E se Facebook portasse un altro consumismo in città?


Città? La città è un luogo in cui vivere, inteso come residenza o come l’insieme delle relazioni che abbiamo con e in essa. Può essere inteso come l’opposto della campagna e può rappresentare un modo di essere frenetico, se ci si figura la metropoli stereotipata, o piuttosto  ordinato per la città di provincia.
Tutti noi, almeno una volta, abbiamo cercato di immaginare come sarebbero le cose “Se la città fosse…” e spesso, non potendo fisicamente agire, soprattutto in modifiche strutturali di centri urbani o infrastrutture, ci siamo appassionati a simulazioni delle nostre abilità gestionali.
L’esempio sono alcuni videogiochi che, dagli anni ’80 ad oggi, hanno molto successo: dalle versioni di SimCity, Civilization o Pharaoh (con le loro somiglianze e differenze) ai giochi flash di Facebook, nei quali l’obiettivo è “Costruire la tua città”, “la tua realtà sociale”.
Negli Stati Uniti i titoli dei The Sims sono tra i più venduti di sempre e la nuova applicazione Facebook CityVille è riuscita ad appassionare un grandissimo numero di utenti. Basti pensare che nel giro di un solo giorno, dal momento dell’uscita del nuovo videogioco online, sono stati ben 290.000 gli iscritti, numero che sarebbe salito in maniera esponenziale poco dopo. In un mese infatti i videogiocatori di CityVille hanno raggiunto quasi 62 milioni, un numero realmente impressionante, in pratica l’intera popolazione italiana!
Come sostiene Gabriele Ferri, dottorando in Semiotica all’Università di Bologna, la domanda che dobbiamo porci è: «perché, da quando esistono i computer, ci piace fare dei giochi in cui bisogna costruire cose, in particolare città?»
In breve, ci risponde che: « Questi giochi elettronici ti offrono il piacere di sperimentare con un sistema complesso. E potremmo intendere il termine “complesso” quasi nel senso matematico delle teorie della complessità.
Diciamo che il computer è, ad oggi, quasi l’unico medium in grado di mettere in scena modelli e simulazioni complicatissimi permettendo al giocatore di giocare con i parametri: “Questa è la mia città, che succede se costruisco una strada qui?”, “Che succede se va via la corrente elettrica? Se manca l’acqua?”.

→ Attività richiesta A
Secondo l'articolo sui giochi di costruzione di città, quanti iscritti ha registrato CityVille nel primo giorno dopo l'uscita?
→ Attività richiesta B
Riporta dall'articolo sui giochi di costruzione di città il passo che va da "E se Facebook" fino a "nostre abilità gestionali." compreso.

(Dati di previsione dei riquadri di delimitazione)
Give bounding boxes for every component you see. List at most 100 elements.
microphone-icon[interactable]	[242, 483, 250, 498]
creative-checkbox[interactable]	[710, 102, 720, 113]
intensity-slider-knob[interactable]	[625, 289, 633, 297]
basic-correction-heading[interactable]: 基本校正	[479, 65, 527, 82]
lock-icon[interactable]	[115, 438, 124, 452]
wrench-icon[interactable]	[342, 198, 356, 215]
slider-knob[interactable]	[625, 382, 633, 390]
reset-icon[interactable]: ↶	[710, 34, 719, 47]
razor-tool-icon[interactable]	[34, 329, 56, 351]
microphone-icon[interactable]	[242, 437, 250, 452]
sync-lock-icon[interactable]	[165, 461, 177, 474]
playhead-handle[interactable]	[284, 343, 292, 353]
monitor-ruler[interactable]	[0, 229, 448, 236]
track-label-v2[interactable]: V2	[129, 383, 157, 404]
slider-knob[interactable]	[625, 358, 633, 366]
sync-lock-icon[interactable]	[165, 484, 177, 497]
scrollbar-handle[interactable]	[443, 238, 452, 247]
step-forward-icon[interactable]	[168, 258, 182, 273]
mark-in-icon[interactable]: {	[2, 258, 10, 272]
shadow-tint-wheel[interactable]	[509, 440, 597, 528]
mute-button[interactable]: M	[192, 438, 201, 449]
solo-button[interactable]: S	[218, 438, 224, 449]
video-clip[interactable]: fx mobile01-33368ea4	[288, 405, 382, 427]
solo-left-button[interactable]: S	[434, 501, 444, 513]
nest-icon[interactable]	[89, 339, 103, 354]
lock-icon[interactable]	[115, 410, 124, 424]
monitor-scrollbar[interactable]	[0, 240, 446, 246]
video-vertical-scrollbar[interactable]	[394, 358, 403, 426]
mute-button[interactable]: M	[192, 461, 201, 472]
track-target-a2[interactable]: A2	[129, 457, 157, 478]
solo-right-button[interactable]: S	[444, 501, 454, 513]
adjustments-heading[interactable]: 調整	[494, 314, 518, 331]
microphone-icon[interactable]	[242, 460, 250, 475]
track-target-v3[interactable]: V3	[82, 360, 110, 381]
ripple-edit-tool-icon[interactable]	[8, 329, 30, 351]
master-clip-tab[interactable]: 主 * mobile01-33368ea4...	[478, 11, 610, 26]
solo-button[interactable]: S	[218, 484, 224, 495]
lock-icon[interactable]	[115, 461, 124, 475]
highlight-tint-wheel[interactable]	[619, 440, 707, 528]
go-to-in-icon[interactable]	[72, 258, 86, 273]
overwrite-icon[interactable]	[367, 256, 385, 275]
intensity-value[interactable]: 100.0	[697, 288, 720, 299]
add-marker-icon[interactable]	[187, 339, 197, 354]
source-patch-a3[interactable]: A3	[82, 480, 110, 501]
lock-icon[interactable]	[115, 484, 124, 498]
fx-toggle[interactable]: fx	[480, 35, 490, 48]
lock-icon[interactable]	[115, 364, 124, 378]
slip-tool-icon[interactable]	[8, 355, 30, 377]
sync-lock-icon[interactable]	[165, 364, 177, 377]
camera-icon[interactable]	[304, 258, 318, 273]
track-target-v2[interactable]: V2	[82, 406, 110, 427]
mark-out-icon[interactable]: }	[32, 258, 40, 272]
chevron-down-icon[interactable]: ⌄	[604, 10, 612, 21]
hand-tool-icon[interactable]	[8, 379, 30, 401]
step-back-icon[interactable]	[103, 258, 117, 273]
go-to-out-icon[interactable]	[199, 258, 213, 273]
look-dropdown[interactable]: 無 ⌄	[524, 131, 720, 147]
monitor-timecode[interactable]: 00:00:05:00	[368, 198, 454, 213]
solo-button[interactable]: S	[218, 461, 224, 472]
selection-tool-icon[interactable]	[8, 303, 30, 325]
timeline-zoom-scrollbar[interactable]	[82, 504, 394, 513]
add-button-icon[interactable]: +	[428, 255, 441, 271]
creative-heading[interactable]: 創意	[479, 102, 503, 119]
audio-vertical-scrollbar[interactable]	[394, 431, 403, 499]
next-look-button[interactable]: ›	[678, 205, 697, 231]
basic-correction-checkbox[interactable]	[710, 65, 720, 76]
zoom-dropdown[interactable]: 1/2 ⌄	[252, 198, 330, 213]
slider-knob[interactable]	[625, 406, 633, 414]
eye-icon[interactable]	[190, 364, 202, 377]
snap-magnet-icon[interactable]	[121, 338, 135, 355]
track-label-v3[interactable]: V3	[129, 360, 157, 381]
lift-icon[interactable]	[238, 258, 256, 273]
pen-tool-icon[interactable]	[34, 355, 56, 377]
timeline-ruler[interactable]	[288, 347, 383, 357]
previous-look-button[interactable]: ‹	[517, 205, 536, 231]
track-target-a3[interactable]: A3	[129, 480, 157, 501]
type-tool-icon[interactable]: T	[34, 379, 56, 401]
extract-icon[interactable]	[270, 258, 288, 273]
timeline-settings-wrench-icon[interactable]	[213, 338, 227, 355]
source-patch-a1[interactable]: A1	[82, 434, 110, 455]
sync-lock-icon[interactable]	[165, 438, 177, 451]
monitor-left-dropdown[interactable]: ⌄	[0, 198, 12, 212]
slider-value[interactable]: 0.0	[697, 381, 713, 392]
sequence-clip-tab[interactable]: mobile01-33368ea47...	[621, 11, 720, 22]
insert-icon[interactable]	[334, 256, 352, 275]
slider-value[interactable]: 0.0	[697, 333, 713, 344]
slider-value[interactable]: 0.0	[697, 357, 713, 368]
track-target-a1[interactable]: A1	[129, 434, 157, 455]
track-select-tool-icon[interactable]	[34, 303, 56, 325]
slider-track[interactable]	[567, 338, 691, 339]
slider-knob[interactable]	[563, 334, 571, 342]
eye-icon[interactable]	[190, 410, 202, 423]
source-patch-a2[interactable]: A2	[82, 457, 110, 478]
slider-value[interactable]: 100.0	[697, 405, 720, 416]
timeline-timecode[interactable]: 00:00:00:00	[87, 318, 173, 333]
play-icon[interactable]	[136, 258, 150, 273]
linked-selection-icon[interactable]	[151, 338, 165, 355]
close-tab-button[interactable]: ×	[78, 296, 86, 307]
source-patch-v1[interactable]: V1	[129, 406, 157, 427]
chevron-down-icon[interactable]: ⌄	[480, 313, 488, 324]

→ Risposta scritta A
290.000 iscritti.

→ Risposta scritta B
E se Facebook portasse un altro consumismo in città?


Città? La città è un luogo in cui vivere, inteso come residenza o come l’insieme delle relazioni che abbiamo con e in essa. Può essere inteso come l’opposto della campagna e può rappresentare un modo di essere frenetico, se ci si figura la metropoli stereotipata, o piuttosto  ordinato per la città di provincia.
Tutti noi, almeno una volta, abbiamo cercato di immaginare come sarebbero le cose “Se la città fosse…” e spesso, non potendo fisicamente agire, soprattutto in modifiche strutturali di centri urbani o infrastrutture, ci siamo appassionati a simulazioni delle nostre abilità gestionali.